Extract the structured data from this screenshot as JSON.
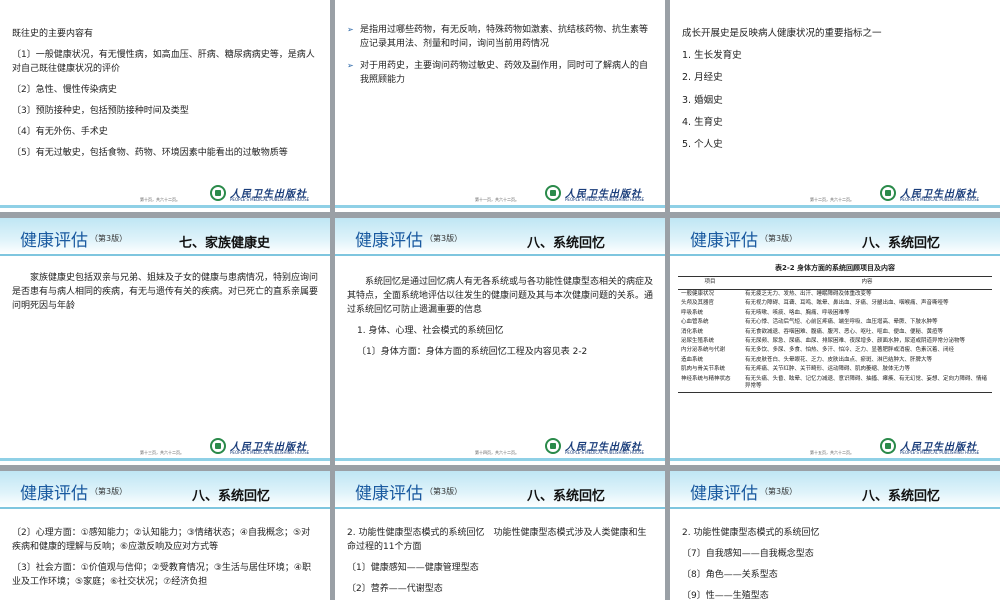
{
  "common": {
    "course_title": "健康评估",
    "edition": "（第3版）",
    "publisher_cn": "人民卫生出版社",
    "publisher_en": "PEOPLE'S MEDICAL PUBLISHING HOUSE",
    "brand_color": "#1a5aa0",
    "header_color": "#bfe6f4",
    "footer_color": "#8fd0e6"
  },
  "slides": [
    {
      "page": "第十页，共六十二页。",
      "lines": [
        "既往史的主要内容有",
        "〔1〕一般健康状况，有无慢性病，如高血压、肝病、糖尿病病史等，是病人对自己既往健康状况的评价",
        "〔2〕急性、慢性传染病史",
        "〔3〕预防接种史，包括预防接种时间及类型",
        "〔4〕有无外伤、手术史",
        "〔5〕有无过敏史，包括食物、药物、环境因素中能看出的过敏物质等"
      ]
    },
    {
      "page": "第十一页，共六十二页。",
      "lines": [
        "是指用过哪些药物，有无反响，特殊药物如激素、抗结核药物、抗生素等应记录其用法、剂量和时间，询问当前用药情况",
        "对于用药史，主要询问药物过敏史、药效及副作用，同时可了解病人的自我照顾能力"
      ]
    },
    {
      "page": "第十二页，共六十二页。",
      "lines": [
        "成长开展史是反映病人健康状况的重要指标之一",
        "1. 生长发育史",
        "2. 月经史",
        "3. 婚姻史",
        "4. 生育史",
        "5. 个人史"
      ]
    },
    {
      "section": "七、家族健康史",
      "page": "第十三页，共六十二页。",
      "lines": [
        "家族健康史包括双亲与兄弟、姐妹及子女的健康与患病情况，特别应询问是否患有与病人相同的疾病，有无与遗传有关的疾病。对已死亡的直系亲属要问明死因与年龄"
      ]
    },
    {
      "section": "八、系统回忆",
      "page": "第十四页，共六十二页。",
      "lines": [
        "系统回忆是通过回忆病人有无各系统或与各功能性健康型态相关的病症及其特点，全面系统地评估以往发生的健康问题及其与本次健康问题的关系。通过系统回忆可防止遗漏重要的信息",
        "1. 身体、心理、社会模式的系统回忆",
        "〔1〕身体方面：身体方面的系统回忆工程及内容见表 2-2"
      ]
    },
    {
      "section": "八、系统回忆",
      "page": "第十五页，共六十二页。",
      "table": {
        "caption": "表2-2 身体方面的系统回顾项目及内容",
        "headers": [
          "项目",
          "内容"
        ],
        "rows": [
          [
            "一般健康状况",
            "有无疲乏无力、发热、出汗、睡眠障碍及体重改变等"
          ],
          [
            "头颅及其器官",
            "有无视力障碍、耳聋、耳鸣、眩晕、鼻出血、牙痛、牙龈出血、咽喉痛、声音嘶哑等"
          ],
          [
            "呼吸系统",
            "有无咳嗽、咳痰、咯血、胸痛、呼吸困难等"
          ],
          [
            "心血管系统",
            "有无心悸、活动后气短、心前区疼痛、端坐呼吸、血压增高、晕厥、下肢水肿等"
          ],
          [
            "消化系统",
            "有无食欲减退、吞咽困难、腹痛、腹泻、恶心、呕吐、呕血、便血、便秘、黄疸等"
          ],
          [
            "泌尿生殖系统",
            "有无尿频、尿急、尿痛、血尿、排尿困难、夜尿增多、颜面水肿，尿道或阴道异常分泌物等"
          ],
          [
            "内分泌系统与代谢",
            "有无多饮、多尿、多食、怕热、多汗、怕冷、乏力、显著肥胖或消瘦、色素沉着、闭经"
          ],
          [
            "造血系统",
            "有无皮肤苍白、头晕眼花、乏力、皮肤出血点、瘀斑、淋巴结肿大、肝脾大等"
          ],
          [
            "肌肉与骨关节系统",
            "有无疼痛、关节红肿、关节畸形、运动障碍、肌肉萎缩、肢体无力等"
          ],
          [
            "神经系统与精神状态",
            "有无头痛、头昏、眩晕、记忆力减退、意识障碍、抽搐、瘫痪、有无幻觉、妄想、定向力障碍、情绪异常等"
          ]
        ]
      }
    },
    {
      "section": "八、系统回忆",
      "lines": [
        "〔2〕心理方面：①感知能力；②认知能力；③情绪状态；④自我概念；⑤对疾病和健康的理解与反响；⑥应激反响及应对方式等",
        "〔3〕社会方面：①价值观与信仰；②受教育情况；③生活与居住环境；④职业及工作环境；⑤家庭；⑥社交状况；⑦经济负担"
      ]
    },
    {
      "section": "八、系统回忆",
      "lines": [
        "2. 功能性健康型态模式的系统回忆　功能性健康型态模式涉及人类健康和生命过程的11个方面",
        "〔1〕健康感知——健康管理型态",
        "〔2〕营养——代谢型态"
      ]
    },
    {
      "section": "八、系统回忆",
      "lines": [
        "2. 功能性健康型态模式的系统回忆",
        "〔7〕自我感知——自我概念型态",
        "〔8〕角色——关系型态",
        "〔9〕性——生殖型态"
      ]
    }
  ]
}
...
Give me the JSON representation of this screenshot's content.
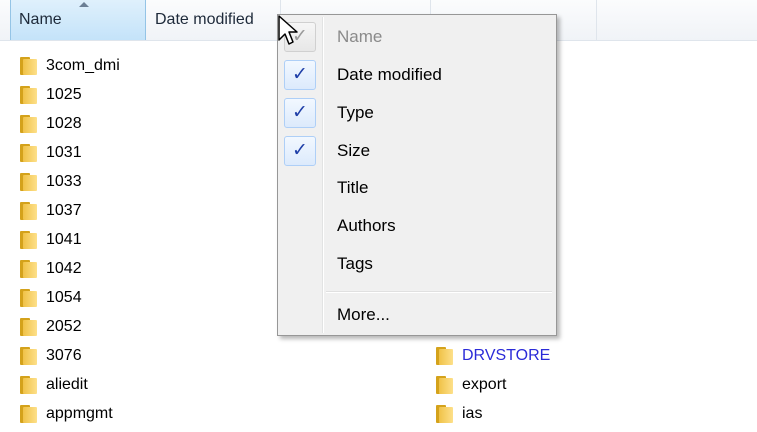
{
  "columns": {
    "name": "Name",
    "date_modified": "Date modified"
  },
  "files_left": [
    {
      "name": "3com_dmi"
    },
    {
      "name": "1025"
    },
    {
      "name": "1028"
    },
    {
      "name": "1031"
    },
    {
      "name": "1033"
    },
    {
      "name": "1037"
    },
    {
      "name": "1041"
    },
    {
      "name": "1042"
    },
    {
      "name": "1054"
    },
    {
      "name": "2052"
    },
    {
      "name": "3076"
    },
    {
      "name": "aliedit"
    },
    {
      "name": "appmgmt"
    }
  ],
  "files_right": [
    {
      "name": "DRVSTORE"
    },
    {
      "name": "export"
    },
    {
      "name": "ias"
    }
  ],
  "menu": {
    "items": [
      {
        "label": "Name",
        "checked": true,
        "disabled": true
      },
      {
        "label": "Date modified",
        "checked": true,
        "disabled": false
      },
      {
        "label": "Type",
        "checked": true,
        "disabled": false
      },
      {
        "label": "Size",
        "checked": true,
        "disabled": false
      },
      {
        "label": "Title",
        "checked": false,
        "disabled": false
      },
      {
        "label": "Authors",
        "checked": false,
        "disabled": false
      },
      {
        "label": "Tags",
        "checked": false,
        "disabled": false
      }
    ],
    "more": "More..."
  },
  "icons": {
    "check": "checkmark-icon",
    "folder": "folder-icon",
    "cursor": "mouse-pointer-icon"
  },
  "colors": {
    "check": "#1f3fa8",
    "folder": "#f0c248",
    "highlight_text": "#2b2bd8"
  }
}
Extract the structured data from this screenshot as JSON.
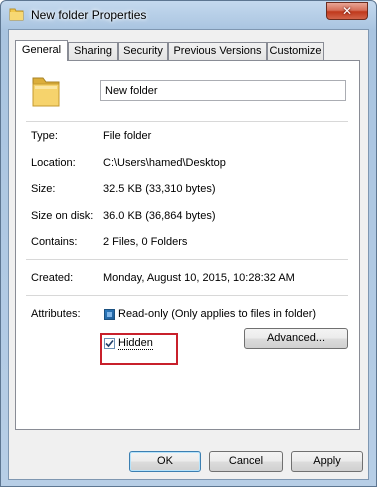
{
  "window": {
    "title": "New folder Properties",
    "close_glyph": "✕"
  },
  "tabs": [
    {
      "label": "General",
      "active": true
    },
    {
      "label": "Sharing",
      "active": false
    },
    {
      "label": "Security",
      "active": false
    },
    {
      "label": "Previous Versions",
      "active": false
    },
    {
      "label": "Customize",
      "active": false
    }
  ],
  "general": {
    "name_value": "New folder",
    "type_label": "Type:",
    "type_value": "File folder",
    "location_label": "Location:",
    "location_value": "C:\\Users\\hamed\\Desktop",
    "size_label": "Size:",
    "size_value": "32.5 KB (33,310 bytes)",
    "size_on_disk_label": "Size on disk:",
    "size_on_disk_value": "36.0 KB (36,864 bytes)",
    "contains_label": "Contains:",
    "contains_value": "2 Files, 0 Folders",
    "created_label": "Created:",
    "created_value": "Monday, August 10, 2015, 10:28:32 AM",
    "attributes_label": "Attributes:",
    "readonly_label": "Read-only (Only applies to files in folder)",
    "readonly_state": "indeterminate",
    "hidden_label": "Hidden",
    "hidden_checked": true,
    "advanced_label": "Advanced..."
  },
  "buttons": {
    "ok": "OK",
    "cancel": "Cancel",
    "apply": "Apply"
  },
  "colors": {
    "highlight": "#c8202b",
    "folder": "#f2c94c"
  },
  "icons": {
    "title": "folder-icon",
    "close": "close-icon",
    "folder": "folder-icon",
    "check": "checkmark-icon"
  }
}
==
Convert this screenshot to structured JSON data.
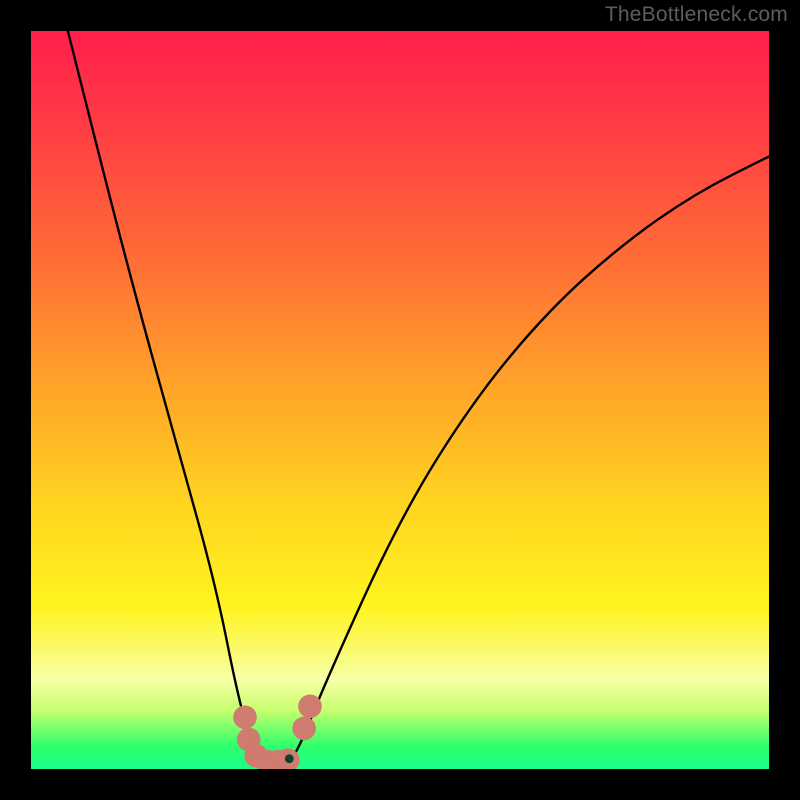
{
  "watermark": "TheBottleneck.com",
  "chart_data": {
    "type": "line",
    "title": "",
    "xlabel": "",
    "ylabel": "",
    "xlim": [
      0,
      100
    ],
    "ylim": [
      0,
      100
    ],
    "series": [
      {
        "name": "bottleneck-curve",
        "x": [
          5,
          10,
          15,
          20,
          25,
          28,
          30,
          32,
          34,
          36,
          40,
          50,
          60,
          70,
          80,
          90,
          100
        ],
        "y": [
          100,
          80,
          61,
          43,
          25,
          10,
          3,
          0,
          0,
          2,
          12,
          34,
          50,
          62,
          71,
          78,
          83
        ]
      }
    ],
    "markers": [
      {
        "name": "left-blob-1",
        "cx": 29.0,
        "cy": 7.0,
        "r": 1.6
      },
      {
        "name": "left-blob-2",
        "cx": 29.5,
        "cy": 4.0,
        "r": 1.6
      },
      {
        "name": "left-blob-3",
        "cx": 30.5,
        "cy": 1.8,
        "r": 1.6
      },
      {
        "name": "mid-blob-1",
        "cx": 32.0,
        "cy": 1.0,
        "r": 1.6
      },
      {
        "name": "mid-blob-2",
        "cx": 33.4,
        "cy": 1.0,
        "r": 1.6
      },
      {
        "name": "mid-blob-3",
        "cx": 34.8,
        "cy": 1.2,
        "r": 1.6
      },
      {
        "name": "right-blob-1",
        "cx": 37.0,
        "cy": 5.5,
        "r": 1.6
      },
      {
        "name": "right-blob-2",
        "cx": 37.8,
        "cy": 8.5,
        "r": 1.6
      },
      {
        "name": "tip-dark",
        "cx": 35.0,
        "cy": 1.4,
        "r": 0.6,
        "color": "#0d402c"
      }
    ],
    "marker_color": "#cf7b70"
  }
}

■ Exercise objective ■
Find the lines above that contain the word "page" and collect them.

■ Correct result ■
      "page": "第十页，共六十二页。",
      "page": "第十一页，共六十二页。",
      "page": "第十二页，共六十二页。",
      "page": "第十三页，共六十二页。",
      "page": "第十四页，共六十二页。",
      "page": "第十五页，共六十二页。",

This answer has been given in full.